_Exercise requirements_
Copy out all lines of the records in which the word "Blend" appears.

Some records
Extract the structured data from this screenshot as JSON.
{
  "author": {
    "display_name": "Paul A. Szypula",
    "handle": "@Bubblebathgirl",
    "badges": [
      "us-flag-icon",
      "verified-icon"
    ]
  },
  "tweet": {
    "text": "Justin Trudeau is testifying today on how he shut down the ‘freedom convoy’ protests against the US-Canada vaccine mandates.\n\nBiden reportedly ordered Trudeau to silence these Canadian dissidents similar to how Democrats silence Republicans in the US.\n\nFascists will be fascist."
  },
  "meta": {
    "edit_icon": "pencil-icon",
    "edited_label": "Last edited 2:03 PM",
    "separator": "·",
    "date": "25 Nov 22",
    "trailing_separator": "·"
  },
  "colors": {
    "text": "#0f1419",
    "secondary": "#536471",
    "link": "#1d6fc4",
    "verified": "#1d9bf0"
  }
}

...

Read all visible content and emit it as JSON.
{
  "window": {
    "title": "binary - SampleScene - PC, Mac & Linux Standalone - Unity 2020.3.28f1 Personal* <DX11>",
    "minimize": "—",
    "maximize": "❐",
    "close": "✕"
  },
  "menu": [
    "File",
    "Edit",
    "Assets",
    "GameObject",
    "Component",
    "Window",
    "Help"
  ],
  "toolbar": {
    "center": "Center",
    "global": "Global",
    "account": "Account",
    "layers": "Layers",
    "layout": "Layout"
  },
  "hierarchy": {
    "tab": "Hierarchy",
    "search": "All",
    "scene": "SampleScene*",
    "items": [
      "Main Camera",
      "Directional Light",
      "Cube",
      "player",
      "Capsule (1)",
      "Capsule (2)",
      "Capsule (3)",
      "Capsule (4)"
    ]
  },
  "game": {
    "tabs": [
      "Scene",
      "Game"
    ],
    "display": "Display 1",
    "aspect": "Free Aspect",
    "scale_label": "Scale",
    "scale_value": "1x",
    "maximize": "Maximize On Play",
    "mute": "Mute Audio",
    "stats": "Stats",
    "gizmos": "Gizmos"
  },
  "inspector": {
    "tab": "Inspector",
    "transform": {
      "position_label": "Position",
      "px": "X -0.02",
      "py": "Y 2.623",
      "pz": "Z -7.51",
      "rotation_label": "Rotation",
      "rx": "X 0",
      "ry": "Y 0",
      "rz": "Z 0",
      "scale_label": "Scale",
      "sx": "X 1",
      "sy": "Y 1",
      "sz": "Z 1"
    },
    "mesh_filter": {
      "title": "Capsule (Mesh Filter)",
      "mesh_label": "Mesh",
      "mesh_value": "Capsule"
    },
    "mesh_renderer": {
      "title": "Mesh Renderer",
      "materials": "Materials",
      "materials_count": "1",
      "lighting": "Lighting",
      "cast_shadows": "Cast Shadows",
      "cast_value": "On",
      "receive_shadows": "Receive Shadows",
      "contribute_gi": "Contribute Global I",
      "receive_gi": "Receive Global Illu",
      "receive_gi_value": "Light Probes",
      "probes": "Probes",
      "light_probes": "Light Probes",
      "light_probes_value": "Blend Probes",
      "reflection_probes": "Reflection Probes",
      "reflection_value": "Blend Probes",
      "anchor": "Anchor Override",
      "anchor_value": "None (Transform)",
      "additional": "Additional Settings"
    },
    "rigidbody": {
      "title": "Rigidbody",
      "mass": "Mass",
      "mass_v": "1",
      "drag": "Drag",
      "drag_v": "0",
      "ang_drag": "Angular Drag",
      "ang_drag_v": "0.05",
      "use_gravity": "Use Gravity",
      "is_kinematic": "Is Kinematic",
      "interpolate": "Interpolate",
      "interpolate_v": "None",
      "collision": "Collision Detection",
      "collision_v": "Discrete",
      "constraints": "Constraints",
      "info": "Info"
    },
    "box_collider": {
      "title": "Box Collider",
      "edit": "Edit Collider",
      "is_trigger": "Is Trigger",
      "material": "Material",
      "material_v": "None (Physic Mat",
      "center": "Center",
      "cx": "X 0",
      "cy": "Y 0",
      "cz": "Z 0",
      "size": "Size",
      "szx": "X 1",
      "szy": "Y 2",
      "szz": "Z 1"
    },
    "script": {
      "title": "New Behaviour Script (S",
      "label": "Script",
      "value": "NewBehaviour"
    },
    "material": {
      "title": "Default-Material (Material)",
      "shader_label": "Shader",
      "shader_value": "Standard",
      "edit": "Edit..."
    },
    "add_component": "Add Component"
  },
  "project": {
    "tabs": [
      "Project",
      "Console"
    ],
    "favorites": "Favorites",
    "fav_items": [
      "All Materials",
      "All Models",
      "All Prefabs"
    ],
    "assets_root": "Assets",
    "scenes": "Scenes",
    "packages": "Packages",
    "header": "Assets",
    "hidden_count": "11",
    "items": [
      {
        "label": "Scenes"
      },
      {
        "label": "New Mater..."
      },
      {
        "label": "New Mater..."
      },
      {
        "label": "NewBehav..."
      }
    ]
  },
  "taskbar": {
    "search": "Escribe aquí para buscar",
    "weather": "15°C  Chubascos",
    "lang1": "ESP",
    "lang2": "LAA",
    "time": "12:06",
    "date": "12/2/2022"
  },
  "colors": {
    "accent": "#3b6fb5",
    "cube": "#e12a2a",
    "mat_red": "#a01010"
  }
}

_Expected answer_
      "light_probes_value": "Blend Probes",
      "reflection_value": "Blend Probes",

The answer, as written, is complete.